• [YOUR OBJECTIVE] Copy every line from the material below that holds "source".

• [DATASET ENTRIES]
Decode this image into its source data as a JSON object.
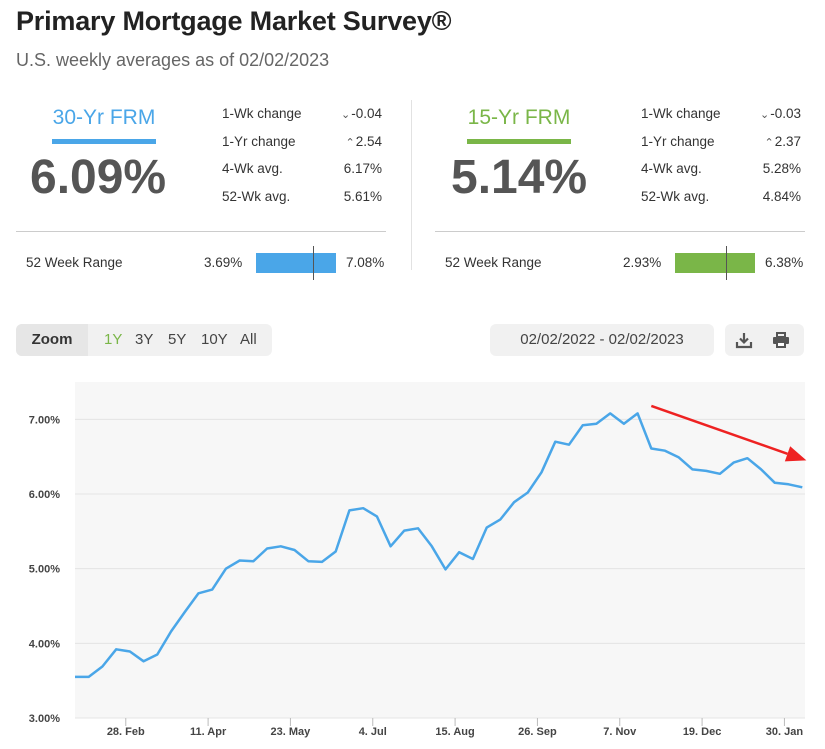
{
  "header": {
    "title": "Primary Mortgage Market Survey®",
    "subtitle": "U.S. weekly averages as of 02/02/2023"
  },
  "colors": {
    "frm30": "#4aa6e8",
    "frm15": "#7ab648",
    "arrow": "#ee2222",
    "grid": "#e4e4e4",
    "plot_bg": "#f7f7f7"
  },
  "frm30": {
    "name": "30-Yr FRM",
    "rate": "6.09%",
    "one_wk_change_label": "1-Wk change",
    "one_wk_change_icon": "chevron-down-icon",
    "one_wk_change": "-0.04",
    "one_yr_change_label": "1-Yr change",
    "one_yr_change_icon": "chevron-up-icon",
    "one_yr_change": "2.54",
    "four_wk_avg_label": "4-Wk avg.",
    "four_wk_avg": "6.17%",
    "fifty_two_wk_avg_label": "52-Wk avg.",
    "fifty_two_wk_avg": "5.61%",
    "range_label": "52 Week Range",
    "range_low": "3.69%",
    "range_high": "7.08%",
    "range_current_fraction": 0.71
  },
  "frm15": {
    "name": "15-Yr FRM",
    "rate": "5.14%",
    "one_wk_change_label": "1-Wk change",
    "one_wk_change_icon": "chevron-down-icon",
    "one_wk_change": "-0.03",
    "one_yr_change_label": "1-Yr change",
    "one_yr_change_icon": "chevron-up-icon",
    "one_yr_change": "2.37",
    "four_wk_avg_label": "4-Wk avg.",
    "four_wk_avg": "5.28%",
    "fifty_two_wk_avg_label": "52-Wk avg.",
    "fifty_two_wk_avg": "4.84%",
    "range_label": "52 Week Range",
    "range_low": "2.93%",
    "range_high": "6.38%",
    "range_current_fraction": 0.64
  },
  "controls": {
    "zoom_label": "Zoom",
    "zoom_options": [
      "1Y",
      "3Y",
      "5Y",
      "10Y",
      "All"
    ],
    "zoom_selected": "1Y",
    "date_range": "02/02/2022 - 02/02/2023",
    "download_icon": "download-icon",
    "print_icon": "print-icon"
  },
  "chart_data": {
    "type": "line",
    "title": "",
    "xlabel": "",
    "ylabel": "",
    "ylim": [
      3.0,
      7.5
    ],
    "yticks": [
      3.0,
      4.0,
      5.0,
      6.0,
      7.0
    ],
    "ytick_labels": [
      "3.00%",
      "4.00%",
      "5.00%",
      "6.00%",
      "7.00%"
    ],
    "xticks": [
      "28. Feb",
      "11. Apr",
      "23. May",
      "4. Jul",
      "15. Aug",
      "26. Sep",
      "7. Nov",
      "19. Dec",
      "30. Jan"
    ],
    "xtick_indices": [
      3.7,
      9.7,
      15.7,
      21.7,
      27.7,
      33.7,
      39.7,
      45.7,
      51.7
    ],
    "grid": true,
    "legend": "none",
    "series": [
      {
        "values": [
          3.55,
          3.55,
          3.69,
          3.92,
          3.89,
          3.76,
          3.85,
          4.16,
          4.42,
          4.67,
          4.72,
          5.0,
          5.11,
          5.1,
          5.27,
          5.3,
          5.25,
          5.1,
          5.09,
          5.23,
          5.78,
          5.81,
          5.7,
          5.3,
          5.51,
          5.54,
          5.3,
          4.99,
          5.22,
          5.13,
          5.55,
          5.66,
          5.89,
          6.02,
          6.29,
          6.7,
          6.66,
          6.92,
          6.94,
          7.08,
          6.94,
          7.08,
          6.61,
          6.58,
          6.49,
          6.33,
          6.31,
          6.27,
          6.42,
          6.48,
          6.33,
          6.15,
          6.13,
          6.09
        ]
      }
    ],
    "annotation": {
      "type": "arrow",
      "from_index": 42,
      "from_value": 7.18,
      "to_index": 53.3,
      "to_value": 6.45
    }
  }
}
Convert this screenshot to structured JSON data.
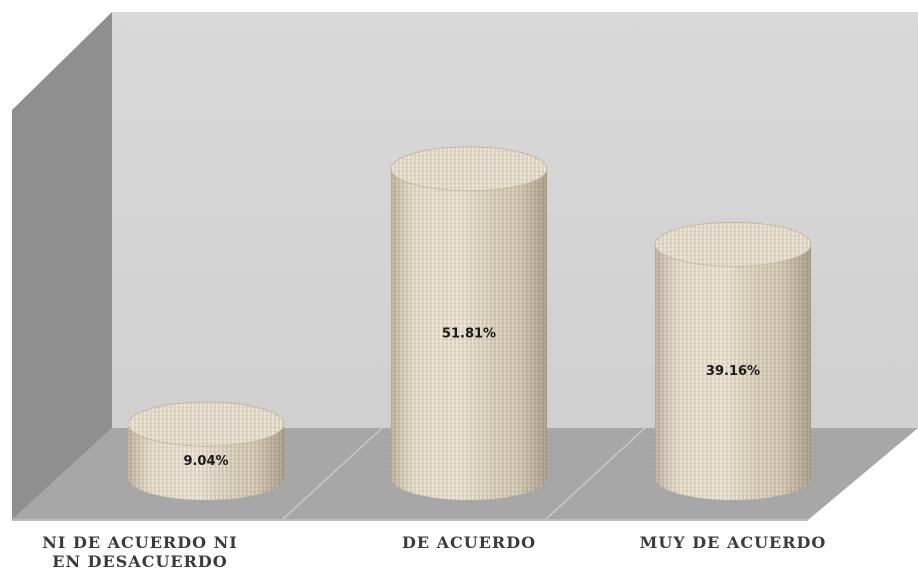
{
  "chart_data": {
    "type": "bar",
    "style": "3d-cylinder",
    "categories": [
      "NI DE ACUERDO NI\nEN DESACUERDO",
      "DE ACUERDO",
      "MUY DE ACUERDO"
    ],
    "values": [
      9.04,
      51.81,
      39.16
    ],
    "data_labels": [
      "9.04%",
      "51.81%",
      "39.16%"
    ],
    "title": "",
    "xlabel": "",
    "ylabel": "",
    "ylim": [
      0,
      60
    ],
    "grid": false,
    "legend": "none",
    "colors": {
      "bar_fill": "#ddd3c0",
      "back_wall": "#d6d6d6",
      "side_wall": "#8f8f8f",
      "floor": "#a6a6a6",
      "floor_front": "#bdbdbd"
    }
  }
}
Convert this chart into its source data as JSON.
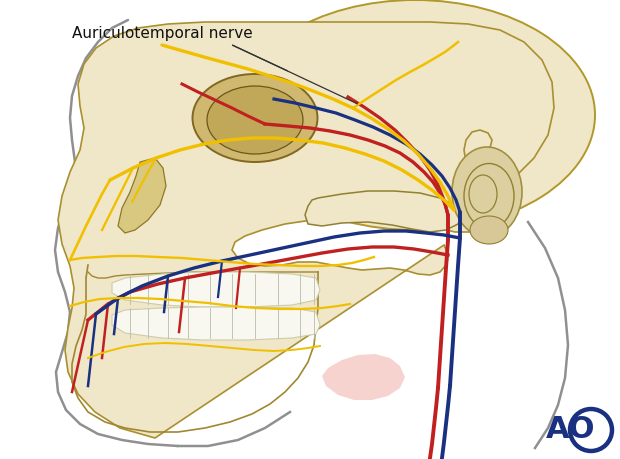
{
  "bg_color": "#ffffff",
  "title": "Auriculotemporal nerve",
  "title_fontsize": 11,
  "skull_fill": "#f0e6c8",
  "skull_stroke": "#b8a860",
  "nerve_color": "#f0c000",
  "artery_color": "#c02020",
  "vein_color": "#1a3080",
  "skin_color": "#e8d5b0",
  "ear_color": "#e0cfa0",
  "ao_color": "#1a3080",
  "ao_fontsize": 22,
  "lw_vessel": 2.8,
  "lw_nerve": 2.4,
  "lw_bone": 1.3,
  "lw_face": 1.8
}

• [EXERCISE RESPONSE]
Decode this image into its source data as a JSON object.
Convert this chart into its source data as JSON.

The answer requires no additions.